(Data records)
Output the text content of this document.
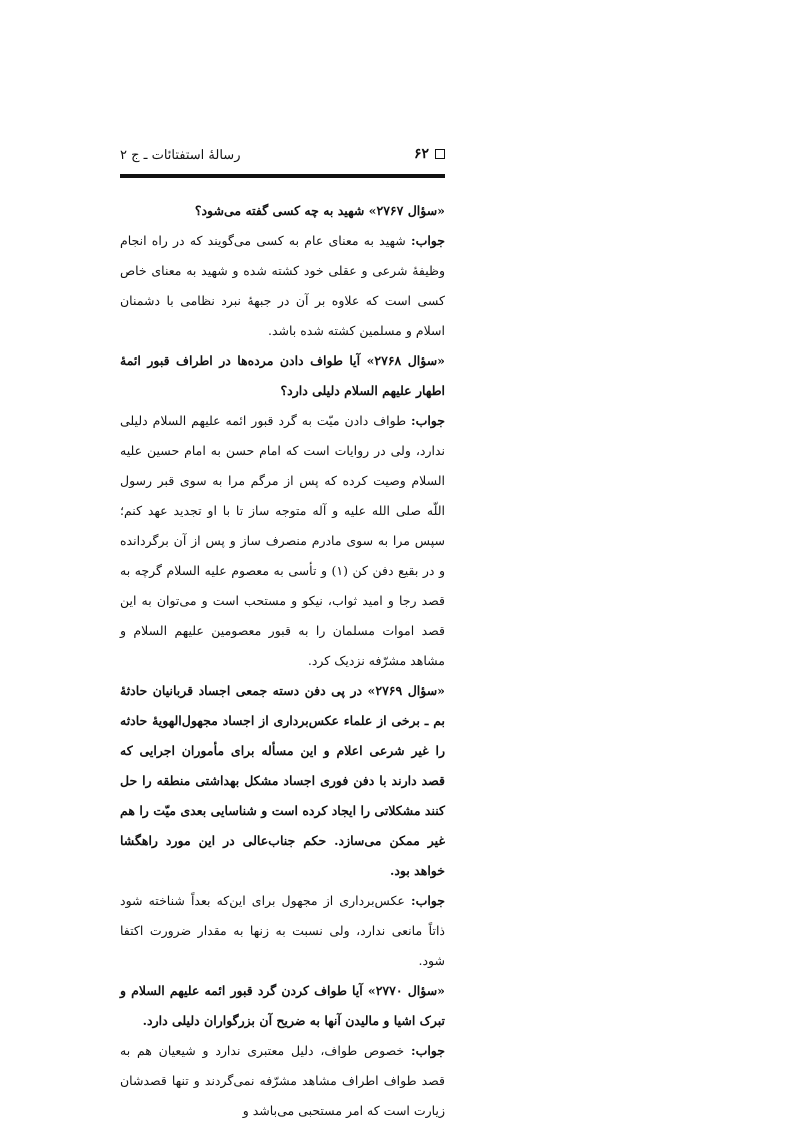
رسالهٔ استفتائات ـ ج ۲	۶۲

«سؤال ۲۷۶۷» شهید به چه کسی گفته می‌شود؟

جواب: شهید به معنای عام به کسی می‌گویند که در راه انجام وظیفهٔ شرعی و عقلی خود کشته شده و شهید به معنای خاص کسی است که علاوه بر آن در جبههٔ نبرد نظامی با دشمنان اسلام و مسلمین کشته شده باشد.

«سؤال ۲۷۶۸» آیا طواف دادن مرده‌ها در اطراف قبور ائمهٔ اطهار علیهم السلام دلیلی دارد؟

جواب: طواف دادن میّت به گرد قبور ائمه علیهم السلام دلیلی ندارد، ولی در روایات است که امام حسن به امام حسین علیه السلام وصیت کرده که پس از مرگم مرا به سوی قبر رسول اللّه صلی الله علیه و آله متوجه ساز تا با او تجدید عهد کنم؛ سپس مرا به سوی مادرم منصرف ساز و پس از آن برگردانده و در بقیع دفن کن (۱) و تأسی به معصوم علیه السلام گرچه به قصد رجا و امید ثواب، نیکو و مستحب است و می‌توان به این قصد اموات مسلمان را به قبور معصومین علیهم السلام و مشاهد مشرّفه نزدیک کرد.

«سؤال ۲۷۶۹» در پی دفن دسته جمعی اجساد قربانیان حادثهٔ بم ـ برخی از علماء عکس‌برداری از اجساد مجهول‌الهویهٔ حادثه را غیر شرعی اعلام و این مسأله برای مأموران اجرایی که قصد دارند با دفن فوری اجساد مشکل بهداشتی منطقه را حل کنند مشکلاتی را ایجاد کرده است و شناسایی بعدی میّت را هم غیر ممکن می‌سازد. حکم جناب‌عالی در این مورد راهگشا خواهد بود.

جواب: عکس‌برداری از مجهول برای این‌که بعداً شناخته شود ذاتاً مانعی ندارد، ولی نسبت به زنها به مقدار ضرورت اکتفا شود.

«سؤال ۲۷۷۰» آیا طواف کردن گرد قبور ائمه علیهم السلام و تبرک اشیا و مالیدن آنها به ضریح آن بزرگواران دلیلی دارد.

جواب: خصوص طواف، دلیل معتبری ندارد و شیعیان هم به قصد طواف اطراف مشاهد مشرّفه نمی‌گردند و تنها قصدشان زیارت است که امر مستحبی می‌باشد و
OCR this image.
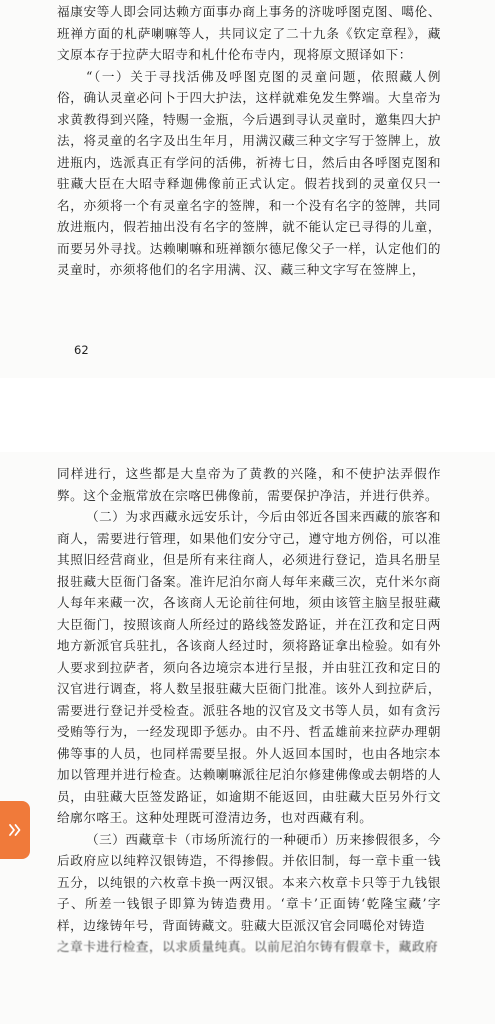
福康安等人即会同达赖方面事办商上事务的济咙呼图克图、噶伦、班禅方面的札萨喇嘛等人，共同议定了二十九条《钦定章程》，藏文原本存于拉萨大昭寺和札什伦布寺内，现将原文照译如下：

“（一）关于寻找活佛及呼图克图的灵童问题，依照藏人例俗，确认灵童必问卜于四大护法，这样就难免发生弊端。大皇帝为求黄教得到兴隆，特赐一金瓶，今后遇到寻认灵童时，邀集四大护法，将灵童的名字及出生年月，用满汉藏三种文字写于签牌上，放进瓶内，选派真正有学问的活佛，祈祷七日，然后由各呼图克图和驻藏大臣在大昭寺释迦佛像前正式认定。假若找到的灵童仅只一名，亦须将一个有灵童名字的签牌，和一个没有名字的签牌，共同放进瓶内，假若抽出没有名字的签牌，就不能认定已寻得的儿童，而要另外寻找。达赖喇嘛和班禅额尔德尼像父子一样，认定他们的灵童时，亦须将他们的名字用满、汉、藏三种文字写在签牌上，

62

同样进行，这些都是大皇帝为了黄教的兴隆，和不使护法弄假作弊。这个金瓶常放在宗喀巴佛像前，需要保护净洁，并进行供养。

（二）为求西藏永远安乐计，今后由邻近各国来西藏的旅客和商人，需要进行管理，如果他们安分守己，遵守地方例俗，可以准其照旧经营商业，但是所有来往商人，必须进行登记，造具名册呈报驻藏大臣衙门备案。准许尼泊尔商人每年来藏三次，克什米尔商人每年来藏一次，各该商人无论前往何地，须由该管主脑呈报驻藏大臣衙门，按照该商人所经过的路线签发路证，并在江孜和定日两地方新派官兵驻扎，各该商人经过时，须将路证拿出检验。如有外人要求到拉萨者，须向各边境宗本进行呈报，并由驻江孜和定日的汉官进行调查，将人数呈报驻藏大臣衙门批准。该外人到拉萨后，需要进行登记并受检查。派驻各地的汉官及文书等人员，如有贪污受贿等行为，一经发现即予惩办。由不丹、哲孟雄前来拉萨办理朝佛等事的人员，也同样需要呈报。外人返回本国时，也由各地宗本加以管理并进行检查。达赖喇嘛派往尼泊尔修建佛像或去朝塔的人员，由驻藏大臣签发路证，如逾期不能返回，由驻藏大臣另外行文给廓尔喀王。这种处理既可澄清边务，也对西藏有利。

（三）西藏章卡（市场所流行的一种硬币）历来掺假很多，今后政府应以纯粹汉银铸造，不得掺假。并依旧制，每一章卡重一钱五分，以纯银的六枚章卡换一两汉银。本来六枚章卡只等于九钱银子、所差一钱银子即算为铸造费用。‘章卡’正面铸‘乾隆宝藏’字样，边缘铸年号，背面铸藏文。驻藏大臣派汉官会同噶伦对铸造

之章卡进行检查，以求质量纯真。以前尼泊尔铸有假章卡，藏政府
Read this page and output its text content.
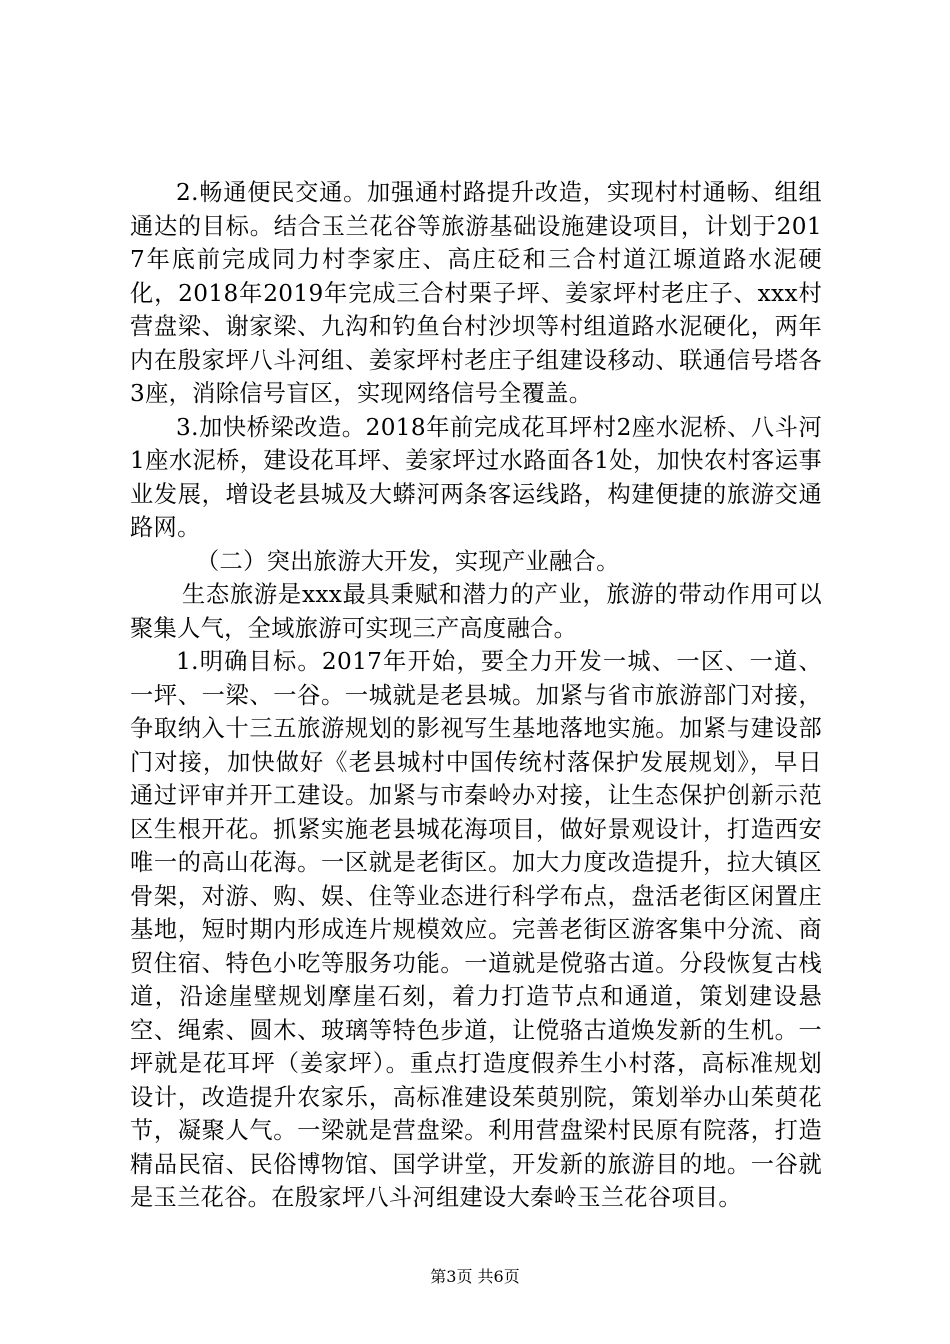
2.畅通便民交通。加强通村路提升改造，实现村村通畅、组组通达的目标。结合玉兰花谷等旅游基础设施建设项目，计划于2017年底前完成同力村李家庄、高庄砭和三合村道江塬道路水泥硬化，2018年2019年完成三合村栗子坪、姜家坪村老庄子、xxx村营盘梁、谢家梁、九沟和钓鱼台村沙坝等村组道路水泥硬化，两年内在殷家坪八斗河组、姜家坪村老庄子组建设移动、联通信号塔各3座，消除信号盲区，实现网络信号全覆盖。

3.加快桥梁改造。2018年前完成花耳坪村2座水泥桥、八斗河1座水泥桥，建设花耳坪、姜家坪过水路面各1处，加快农村客运事业发展，增设老县城及大蟒河两条客运线路，构建便捷的旅游交通路网。

（二）突出旅游大开发，实现产业融合。

生态旅游是xxx最具秉赋和潜力的产业，旅游的带动作用可以聚集人气，全域旅游可实现三产高度融合。

1.明确目标。2017年开始，要全力开发一城、一区、一道、一坪、一梁、一谷。一城就是老县城。加紧与省市旅游部门对接，争取纳入十三五旅游规划的影视写生基地落地实施。加紧与建设部门对接，加快做好《老县城村中国传统村落保护发展规划》，早日通过评审并开工建设。加紧与市秦岭办对接，让生态保护创新示范区生根开花。抓紧实施老县城花海项目，做好景观设计，打造西安唯一的高山花海。一区就是老街区。加大力度改造提升，拉大镇区骨架，对游、购、娱、住等业态进行科学布点，盘活老街区闲置庄基地，短时期内形成连片规模效应。完善老街区游客集中分流、商贸住宿、特色小吃等服务功能。一道就是傥骆古道。分段恢复古栈道，沿途崖壁规划摩崖石刻，着力打造节点和通道，策划建设悬空、绳索、圆木、玻璃等特色步道，让傥骆古道焕发新的生机。一坪就是花耳坪（姜家坪）。重点打造度假养生小村落，高标准规划设计，改造提升农家乐，高标准建设茱萸别院，策划举办山茱萸花节，凝聚人气。一梁就是营盘梁。利用营盘梁村民原有院落，打造精品民宿、民俗博物馆、国学讲堂，开发新的旅游目的地。一谷就是玉兰花谷。在殷家坪八斗河组建设大秦岭玉兰花谷项目。

第3页 共6页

| Exercise prompt |
Only the lines from the line with "Read this page and output its text content." to the end of the records should be repeated, exactly and without pictures.

| Reply |
Read this page and output its text content.
2.畅通便民交通。加强通村路提升改造，实现村村通畅、组组通达的目标。结合玉兰花谷等旅游基础设施建设项目，计划于2017年底前完成同力村李家庄、高庄砭和三合村道江塬道路水泥硬化，2018年2019年完成三合村栗子坪、姜家坪村老庄子、xxx村营盘梁、谢家梁、九沟和钓鱼台村沙坝等村组道路水泥硬化，两年内在殷家坪八斗河组、姜家坪村老庄子组建设移动、联通信号塔各3座，消除信号盲区，实现网络信号全覆盖。

3.加快桥梁改造。2018年前完成花耳坪村2座水泥桥、八斗河1座水泥桥，建设花耳坪、姜家坪过水路面各1处，加快农村客运事业发展，增设老县城及大蟒河两条客运线路，构建便捷的旅游交通路网。

（二）突出旅游大开发，实现产业融合。

生态旅游是xxx最具秉赋和潜力的产业，旅游的带动作用可以聚集人气，全域旅游可实现三产高度融合。

1.明确目标。2017年开始，要全力开发一城、一区、一道、一坪、一梁、一谷。一城就是老县城。加紧与省市旅游部门对接，争取纳入十三五旅游规划的影视写生基地落地实施。加紧与建设部门对接，加快做好《老县城村中国传统村落保护发展规划》，早日通过评审并开工建设。加紧与市秦岭办对接，让生态保护创新示范区生根开花。抓紧实施老县城花海项目，做好景观设计，打造西安唯一的高山花海。一区就是老街区。加大力度改造提升，拉大镇区骨架，对游、购、娱、住等业态进行科学布点，盘活老街区闲置庄基地，短时期内形成连片规模效应。完善老街区游客集中分流、商贸住宿、特色小吃等服务功能。一道就是傥骆古道。分段恢复古栈道，沿途崖壁规划摩崖石刻，着力打造节点和通道，策划建设悬空、绳索、圆木、玻璃等特色步道，让傥骆古道焕发新的生机。一坪就是花耳坪（姜家坪）。重点打造度假养生小村落，高标准规划设计，改造提升农家乐，高标准建设茱萸别院，策划举办山茱萸花节，凝聚人气。一梁就是营盘梁。利用营盘梁村民原有院落，打造精品民宿、民俗博物馆、国学讲堂，开发新的旅游目的地。一谷就是玉兰花谷。在殷家坪八斗河组建设大秦岭玉兰花谷项目。

第3页 共6页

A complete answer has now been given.